BEGIN DATA SUPPLIED
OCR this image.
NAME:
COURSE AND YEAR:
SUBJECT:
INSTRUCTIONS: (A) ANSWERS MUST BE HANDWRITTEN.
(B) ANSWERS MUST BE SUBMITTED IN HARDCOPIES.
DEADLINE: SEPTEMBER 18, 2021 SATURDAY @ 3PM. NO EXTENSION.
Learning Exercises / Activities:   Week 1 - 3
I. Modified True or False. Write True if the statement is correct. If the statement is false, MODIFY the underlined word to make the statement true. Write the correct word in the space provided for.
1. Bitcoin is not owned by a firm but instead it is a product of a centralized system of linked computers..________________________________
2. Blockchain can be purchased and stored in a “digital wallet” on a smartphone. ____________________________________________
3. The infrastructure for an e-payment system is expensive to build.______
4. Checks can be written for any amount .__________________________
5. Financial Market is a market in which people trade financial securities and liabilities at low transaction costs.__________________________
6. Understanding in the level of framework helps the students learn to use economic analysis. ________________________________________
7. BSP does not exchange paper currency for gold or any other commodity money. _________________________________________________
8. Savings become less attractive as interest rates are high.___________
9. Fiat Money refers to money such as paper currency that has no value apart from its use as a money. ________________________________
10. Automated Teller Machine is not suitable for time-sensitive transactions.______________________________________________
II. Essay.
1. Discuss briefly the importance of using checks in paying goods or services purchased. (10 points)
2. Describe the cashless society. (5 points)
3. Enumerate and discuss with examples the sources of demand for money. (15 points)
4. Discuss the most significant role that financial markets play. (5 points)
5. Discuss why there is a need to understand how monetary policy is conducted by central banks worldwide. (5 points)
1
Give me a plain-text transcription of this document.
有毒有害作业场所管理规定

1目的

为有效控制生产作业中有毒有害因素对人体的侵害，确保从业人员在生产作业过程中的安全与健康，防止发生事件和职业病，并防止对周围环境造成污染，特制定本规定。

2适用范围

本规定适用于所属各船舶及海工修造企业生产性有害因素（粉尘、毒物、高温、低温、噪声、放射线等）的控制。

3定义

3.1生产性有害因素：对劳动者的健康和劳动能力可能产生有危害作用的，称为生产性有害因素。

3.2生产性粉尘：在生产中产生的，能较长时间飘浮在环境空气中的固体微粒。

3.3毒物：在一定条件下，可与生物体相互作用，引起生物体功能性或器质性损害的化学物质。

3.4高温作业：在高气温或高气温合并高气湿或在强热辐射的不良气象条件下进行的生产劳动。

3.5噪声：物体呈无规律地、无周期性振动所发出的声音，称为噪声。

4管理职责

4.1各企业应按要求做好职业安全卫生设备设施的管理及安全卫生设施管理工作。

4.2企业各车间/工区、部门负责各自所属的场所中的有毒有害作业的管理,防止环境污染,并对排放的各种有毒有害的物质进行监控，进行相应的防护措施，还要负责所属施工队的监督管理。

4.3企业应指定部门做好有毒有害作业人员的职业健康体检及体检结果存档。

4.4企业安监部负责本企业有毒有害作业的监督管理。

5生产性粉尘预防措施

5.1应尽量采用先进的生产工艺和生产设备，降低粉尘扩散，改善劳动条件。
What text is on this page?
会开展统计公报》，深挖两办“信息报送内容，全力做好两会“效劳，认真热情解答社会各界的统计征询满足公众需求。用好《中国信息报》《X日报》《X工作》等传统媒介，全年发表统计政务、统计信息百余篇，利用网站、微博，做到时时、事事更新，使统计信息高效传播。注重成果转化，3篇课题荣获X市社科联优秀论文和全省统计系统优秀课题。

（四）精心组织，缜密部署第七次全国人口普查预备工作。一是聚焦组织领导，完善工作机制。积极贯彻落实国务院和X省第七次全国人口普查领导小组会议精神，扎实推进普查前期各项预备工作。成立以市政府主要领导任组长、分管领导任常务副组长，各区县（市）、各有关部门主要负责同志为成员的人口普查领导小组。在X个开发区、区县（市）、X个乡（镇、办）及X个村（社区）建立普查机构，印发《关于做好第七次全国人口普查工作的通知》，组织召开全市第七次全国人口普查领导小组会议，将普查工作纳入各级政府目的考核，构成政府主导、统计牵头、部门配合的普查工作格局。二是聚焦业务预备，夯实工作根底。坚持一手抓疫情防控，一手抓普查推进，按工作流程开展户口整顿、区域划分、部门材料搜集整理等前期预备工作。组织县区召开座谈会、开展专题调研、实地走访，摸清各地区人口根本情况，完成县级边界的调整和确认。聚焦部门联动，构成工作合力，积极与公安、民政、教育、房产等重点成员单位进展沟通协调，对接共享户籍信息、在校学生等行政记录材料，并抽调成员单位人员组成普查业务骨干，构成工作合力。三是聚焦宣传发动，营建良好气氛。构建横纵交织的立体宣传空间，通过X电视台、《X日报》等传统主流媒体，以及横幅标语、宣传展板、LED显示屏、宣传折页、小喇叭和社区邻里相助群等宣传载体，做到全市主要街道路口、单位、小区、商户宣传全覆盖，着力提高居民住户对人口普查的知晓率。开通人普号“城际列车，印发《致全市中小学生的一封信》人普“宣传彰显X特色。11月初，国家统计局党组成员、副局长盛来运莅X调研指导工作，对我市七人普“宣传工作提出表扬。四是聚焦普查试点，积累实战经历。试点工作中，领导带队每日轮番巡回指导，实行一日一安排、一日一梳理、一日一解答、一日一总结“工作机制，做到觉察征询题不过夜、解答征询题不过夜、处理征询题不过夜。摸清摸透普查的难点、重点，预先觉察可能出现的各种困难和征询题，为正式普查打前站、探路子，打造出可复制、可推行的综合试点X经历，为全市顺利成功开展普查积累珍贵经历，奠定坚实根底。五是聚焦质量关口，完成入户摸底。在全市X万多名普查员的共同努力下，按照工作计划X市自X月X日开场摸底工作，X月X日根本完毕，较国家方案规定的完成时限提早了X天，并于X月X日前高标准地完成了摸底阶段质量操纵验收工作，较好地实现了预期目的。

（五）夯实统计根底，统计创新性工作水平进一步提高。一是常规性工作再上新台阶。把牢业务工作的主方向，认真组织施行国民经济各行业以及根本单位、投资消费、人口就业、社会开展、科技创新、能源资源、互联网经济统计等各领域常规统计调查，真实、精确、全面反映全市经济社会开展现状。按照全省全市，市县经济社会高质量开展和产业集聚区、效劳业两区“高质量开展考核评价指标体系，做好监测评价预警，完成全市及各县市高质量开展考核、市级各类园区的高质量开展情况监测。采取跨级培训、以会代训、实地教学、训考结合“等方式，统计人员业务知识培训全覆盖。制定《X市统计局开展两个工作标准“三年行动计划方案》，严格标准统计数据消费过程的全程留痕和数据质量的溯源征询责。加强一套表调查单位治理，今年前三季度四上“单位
END DATA SUPPLIED
TASK INSTRUCTIONS
Copy every record exactly as presented.

SOLUTION FOR THIS TASK
OCR this image.
NAME:
COURSE AND YEAR:
SUBJECT:
INSTRUCTIONS: (A) ANSWERS MUST BE HANDWRITTEN.
(B) ANSWERS MUST BE SUBMITTED IN HARDCOPIES.
DEADLINE: SEPTEMBER 18, 2021 SATURDAY @ 3PM. NO EXTENSION.
Learning Exercises / Activities:   Week 1 - 3
I. Modified True or False. Write True if the statement is correct. If the statement is false, MODIFY the underlined word to make the statement true. Write the correct word in the space provided for.
1. Bitcoin is not owned by a firm but instead it is a product of a centralized system of linked computers..________________________________
2. Blockchain can be purchased and stored in a “digital wallet” on a smartphone. ____________________________________________
3. The infrastructure for an e-payment system is expensive to build.______
4. Checks can be written for any amount .__________________________
5. Financial Market is a market in which people trade financial securities and liabilities at low transaction costs.__________________________
6. Understanding in the level of framework helps the students learn to use economic analysis. ________________________________________
7. BSP does not exchange paper currency for gold or any other commodity money. _________________________________________________
8. Savings become less attractive as interest rates are high.___________
9. Fiat Money refers to money such as paper currency that has no value apart from its use as a money. ________________________________
10. Automated Teller Machine is not suitable for time-sensitive transactions.______________________________________________
II. Essay.
1. Discuss briefly the importance of using checks in paying goods or services purchased. (10 points)
2. Describe the cashless society. (5 points)
3. Enumerate and discuss with examples the sources of demand for money. (15 points)
4. Discuss the most significant role that financial markets play. (5 points)
5. Discuss why there is a need to understand how monetary policy is conducted by central banks worldwide. (5 points)
1
Give me a plain-text transcription of this document.
有毒有害作业场所管理规定

1目的

为有效控制生产作业中有毒有害因素对人体的侵害，确保从业人员在生产作业过程中的安全与健康，防止发生事件和职业病，并防止对周围环境造成污染，特制定本规定。

2适用范围

本规定适用于所属各船舶及海工修造企业生产性有害因素（粉尘、毒物、高温、低温、噪声、放射线等）的控制。

3定义

3.1生产性有害因素：对劳动者的健康和劳动能力可能产生有危害作用的，称为生产性有害因素。

3.2生产性粉尘：在生产中产生的，能较长时间飘浮在环境空气中的固体微粒。

3.3毒物：在一定条件下，可与生物体相互作用，引起生物体功能性或器质性损害的化学物质。

3.4高温作业：在高气温或高气温合并高气湿或在强热辐射的不良气象条件下进行的生产劳动。

3.5噪声：物体呈无规律地、无周期性振动所发出的声音，称为噪声。

4管理职责

4.1各企业应按要求做好职业安全卫生设备设施的管理及安全卫生设施管理工作。

4.2企业各车间/工区、部门负责各自所属的场所中的有毒有害作业的管理,防止环境污染,并对排放的各种有毒有害的物质进行监控，进行相应的防护措施，还要负责所属施工队的监督管理。

4.3企业应指定部门做好有毒有害作业人员的职业健康体检及体检结果存档。

4.4企业安监部负责本企业有毒有害作业的监督管理。

5生产性粉尘预防措施

5.1应尽量采用先进的生产工艺和生产设备，降低粉尘扩散，改善劳动条件。
What text is on this page?
会开展统计公报》，深挖两办“信息报送内容，全力做好两会“效劳，认真热情解答社会各界的统计征询满足公众需求。用好《中国信息报》《X日报》《X工作》等传统媒介，全年发表统计政务、统计信息百余篇，利用网站、微博，做到时时、事事更新，使统计信息高效传播。注重成果转化，3篇课题荣获X市社科联优秀论文和全省统计系统优秀课题。

（四）精心组织，缜密部署第七次全国人口普查预备工作。一是聚焦组织领导，完善工作机制。积极贯彻落实国务院和X省第七次全国人口普查领导小组会议精神，扎实推进普查前期各项预备工作。成立以市政府主要领导任组长、分管领导任常务副组长，各区县（市）、各有关部门主要负责同志为成员的人口普查领导小组。在X个开发区、区县（市）、X个乡（镇、办）及X个村（社区）建立普查机构，印发《关于做好第七次全国人口普查工作的通知》，组织召开全市第七次全国人口普查领导小组会议，将普查工作纳入各级政府目的考核，构成政府主导、统计牵头、部门配合的普查工作格局。二是聚焦业务预备，夯实工作根底。坚持一手抓疫情防控，一手抓普查推进，按工作流程开展户口整顿、区域划分、部门材料搜集整理等前期预备工作。组织县区召开座谈会、开展专题调研、实地走访，摸清各地区人口根本情况，完成县级边界的调整和确认。聚焦部门联动，构成工作合力，积极与公安、民政、教育、房产等重点成员单位进展沟通协调，对接共享户籍信息、在校学生等行政记录材料，并抽调成员单位人员组成普查业务骨干，构成工作合力。三是聚焦宣传发动，营建良好气氛。构建横纵交织的立体宣传空间，通过X电视台、《X日报》等传统主流媒体，以及横幅标语、宣传展板、LED显示屏、宣传折页、小喇叭和社区邻里相助群等宣传载体，做到全市主要街道路口、单位、小区、商户宣传全覆盖，着力提高居民住户对人口普查的知晓率。开通人普号“城际列车，印发《致全市中小学生的一封信》人普“宣传彰显X特色。11月初，国家统计局党组成员、副局长盛来运莅X调研指导工作，对我市七人普“宣传工作提出表扬。四是聚焦普查试点，积累实战经历。试点工作中，领导带队每日轮番巡回指导，实行一日一安排、一日一梳理、一日一解答、一日一总结“工作机制，做到觉察征询题不过夜、解答征询题不过夜、处理征询题不过夜。摸清摸透普查的难点、重点，预先觉察可能出现的各种困难和征询题，为正式普查打前站、探路子，打造出可复制、可推行的综合试点X经历，为全市顺利成功开展普查积累珍贵经历，奠定坚实根底。五是聚焦质量关口，完成入户摸底。在全市X万多名普查员的共同努力下，按照工作计划X市自X月X日开场摸底工作，X月X日根本完毕，较国家方案规定的完成时限提早了X天，并于X月X日前高标准地完成了摸底阶段质量操纵验收工作，较好地实现了预期目的。

（五）夯实统计根底，统计创新性工作水平进一步提高。一是常规性工作再上新台阶。把牢业务工作的主方向，认真组织施行国民经济各行业以及根本单位、投资消费、人口就业、社会开展、科技创新、能源资源、互联网经济统计等各领域常规统计调查，真实、精确、全面反映全市经济社会开展现状。按照全省全市，市县经济社会高质量开展和产业集聚区、效劳业两区“高质量开展考核评价指标体系，做好监测评价预警，完成全市及各县市高质量开展考核、市级各类园区的高质量开展情况监测。采取跨级培训、以会代训、实地教学、训考结合“等方式，统计人员业务知识培训全覆盖。制定《X市统计局开展两个工作标准“三年行动计划方案》，严格标准统计数据消费过程的全程留痕和数据质量的溯源征询责。加强一套表调查单位治理，今年前三季度四上“单位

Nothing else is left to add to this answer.